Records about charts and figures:
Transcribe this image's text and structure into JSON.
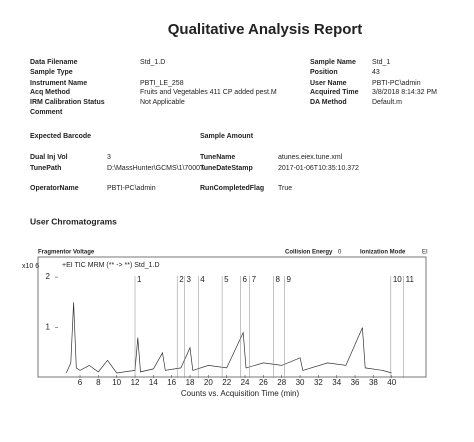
{
  "header": {
    "title": "Qualitative Analysis Report"
  },
  "info": {
    "data_filename": {
      "label": "Data Filename",
      "value": "Std_1.D"
    },
    "sample_type": {
      "label": "Sample Type"
    },
    "instrument_name": {
      "label": "Instrument Name",
      "value": "PBTI_LE_258"
    },
    "acq_method": {
      "label": "Acq Method",
      "value": "Fruits and Vegetables 411 CP added pest.M"
    },
    "irm": {
      "label": "IRM Calibration Status",
      "value": "Not Applicable"
    },
    "comment": {
      "label": "Comment"
    },
    "sample_name": {
      "label": "Sample Name",
      "value": "Std_1"
    },
    "position": {
      "label": "Position",
      "value": "43"
    },
    "user_name": {
      "label": "User Name",
      "value": "PBTI-PC\\admin"
    },
    "acquired_time": {
      "label": "Acquired Time",
      "value": "3/8/2018 8:14:32 PM"
    },
    "da_method": {
      "label": "DA Method",
      "value": "Default.m"
    },
    "expected_barcode": {
      "label": "Expected Barcode"
    },
    "sample_amount": {
      "label": "Sample Amount"
    },
    "dual_inj_vol": {
      "label": "Dual Inj Vol",
      "value": "3"
    },
    "tune_path": {
      "label": "TunePath",
      "value": "D:\\MassHunter\\GCMS\\1\\7000 \\"
    },
    "operator_name": {
      "label": "OperatorName",
      "value": "PBTI-PC\\admin"
    },
    "tune_name": {
      "label": "TuneName",
      "value": "atunes.eiex.tune.xml"
    },
    "tune_date": {
      "label": "TuneDateStamp",
      "value": "2017-01-06T10:35:10.372"
    },
    "run_completed": {
      "label": "RunCompletedFlag",
      "value": "True"
    }
  },
  "chromatograms": {
    "title": "User Chromatograms",
    "fragmentor": {
      "label": "Fragmentor Voltage"
    },
    "collision": {
      "label": "Collision Energy",
      "value": "0"
    },
    "ionization": {
      "label": "Ionization Mode",
      "value": "EI"
    },
    "chart_data": {
      "type": "line",
      "trace_label": "+EI TIC MRM (** -> **) Std_1.D",
      "y_multiplier": "x10 6",
      "x_label": "Counts vs. Acquisition Time (min)",
      "color": "#333333",
      "xlim": [
        3.6,
        43.3
      ],
      "ylim": [
        0,
        2.3
      ],
      "xticks": [
        6,
        8,
        10,
        12,
        14,
        16,
        18,
        20,
        22,
        24,
        26,
        28,
        30,
        32,
        34,
        36,
        38,
        40
      ],
      "yticks": [
        1,
        2
      ],
      "x": [
        4.5,
        5,
        5.3,
        5.6,
        6,
        7,
        8,
        9,
        10,
        12,
        12.3,
        12.6,
        14,
        15,
        15.3,
        17,
        18,
        18.3,
        20,
        22,
        23.8,
        24.1,
        26,
        28,
        30,
        30.3,
        33,
        35,
        36.8,
        37.1,
        39,
        40
      ],
      "values": [
        0.1,
        0.3,
        1.5,
        0.2,
        0.15,
        0.25,
        0.12,
        0.35,
        0.1,
        0.15,
        0.8,
        0.12,
        0.18,
        0.5,
        0.15,
        0.2,
        0.6,
        0.15,
        0.25,
        0.2,
        0.9,
        0.2,
        0.3,
        0.25,
        0.4,
        0.15,
        0.3,
        0.25,
        1.0,
        0.2,
        0.15,
        0.1
      ],
      "peaks": {
        "labels": [
          "1",
          "2",
          "3",
          "4",
          "5",
          "6",
          "7",
          "8",
          "9",
          "10",
          "11"
        ],
        "x": [
          12,
          16.6,
          17.4,
          18.9,
          21.5,
          23.5,
          24.5,
          27.1,
          28.3,
          39.9,
          41.3
        ]
      }
    }
  }
}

- **Problem requirements**: Write out the listing above again, exactly, but with no pictures in the copy.

- **Solution for this problem**:
Transcribe this image's text and structure into JSON.
{
  "header": {
    "title": "Qualitative Analysis Report"
  },
  "info": {
    "data_filename": {
      "label": "Data Filename",
      "value": "Std_1.D"
    },
    "sample_type": {
      "label": "Sample Type"
    },
    "instrument_name": {
      "label": "Instrument Name",
      "value": "PBTI_LE_258"
    },
    "acq_method": {
      "label": "Acq Method",
      "value": "Fruits and Vegetables 411 CP added pest.M"
    },
    "irm": {
      "label": "IRM Calibration Status",
      "value": "Not Applicable"
    },
    "comment": {
      "label": "Comment"
    },
    "sample_name": {
      "label": "Sample Name",
      "value": "Std_1"
    },
    "position": {
      "label": "Position",
      "value": "43"
    },
    "user_name": {
      "label": "User Name",
      "value": "PBTI-PC\\admin"
    },
    "acquired_time": {
      "label": "Acquired Time",
      "value": "3/8/2018 8:14:32 PM"
    },
    "da_method": {
      "label": "DA Method",
      "value": "Default.m"
    },
    "expected_barcode": {
      "label": "Expected Barcode"
    },
    "sample_amount": {
      "label": "Sample Amount"
    },
    "dual_inj_vol": {
      "label": "Dual Inj Vol",
      "value": "3"
    },
    "tune_path": {
      "label": "TunePath",
      "value": "D:\\MassHunter\\GCMS\\1\\7000 \\"
    },
    "operator_name": {
      "label": "OperatorName",
      "value": "PBTI-PC\\admin"
    },
    "tune_name": {
      "label": "TuneName",
      "value": "atunes.eiex.tune.xml"
    },
    "tune_date": {
      "label": "TuneDateStamp",
      "value": "2017-01-06T10:35:10.372"
    },
    "run_completed": {
      "label": "RunCompletedFlag",
      "value": "True"
    }
  },
  "chromatograms": {
    "title": "User Chromatograms",
    "fragmentor": {
      "label": "Fragmentor Voltage"
    },
    "collision": {
      "label": "Collision Energy",
      "value": "0"
    },
    "ionization": {
      "label": "Ionization Mode",
      "value": "EI"
    },
    "chart_data": {
      "type": "line",
      "trace_label": "+EI TIC MRM (** -> **) Std_1.D",
      "y_multiplier": "x10 6",
      "x_label": "Counts vs. Acquisition Time (min)",
      "color": "#333333",
      "xlim": [
        3.6,
        43.3
      ],
      "ylim": [
        0,
        2.3
      ],
      "xticks": [
        6,
        8,
        10,
        12,
        14,
        16,
        18,
        20,
        22,
        24,
        26,
        28,
        30,
        32,
        34,
        36,
        38,
        40
      ],
      "yticks": [
        1,
        2
      ],
      "x": [
        4.5,
        5,
        5.3,
        5.6,
        6,
        7,
        8,
        9,
        10,
        12,
        12.3,
        12.6,
        14,
        15,
        15.3,
        17,
        18,
        18.3,
        20,
        22,
        23.8,
        24.1,
        26,
        28,
        30,
        30.3,
        33,
        35,
        36.8,
        37.1,
        39,
        40
      ],
      "values": [
        0.1,
        0.3,
        1.5,
        0.2,
        0.15,
        0.25,
        0.12,
        0.35,
        0.1,
        0.15,
        0.8,
        0.12,
        0.18,
        0.5,
        0.15,
        0.2,
        0.6,
        0.15,
        0.25,
        0.2,
        0.9,
        0.2,
        0.3,
        0.25,
        0.4,
        0.15,
        0.3,
        0.25,
        1.0,
        0.2,
        0.15,
        0.1
      ],
      "peaks": {
        "labels": [
          "1",
          "2",
          "3",
          "4",
          "5",
          "6",
          "7",
          "8",
          "9",
          "10",
          "11"
        ],
        "x": [
          12,
          16.6,
          17.4,
          18.9,
          21.5,
          23.5,
          24.5,
          27.1,
          28.3,
          39.9,
          41.3
        ]
      }
    }
  }
}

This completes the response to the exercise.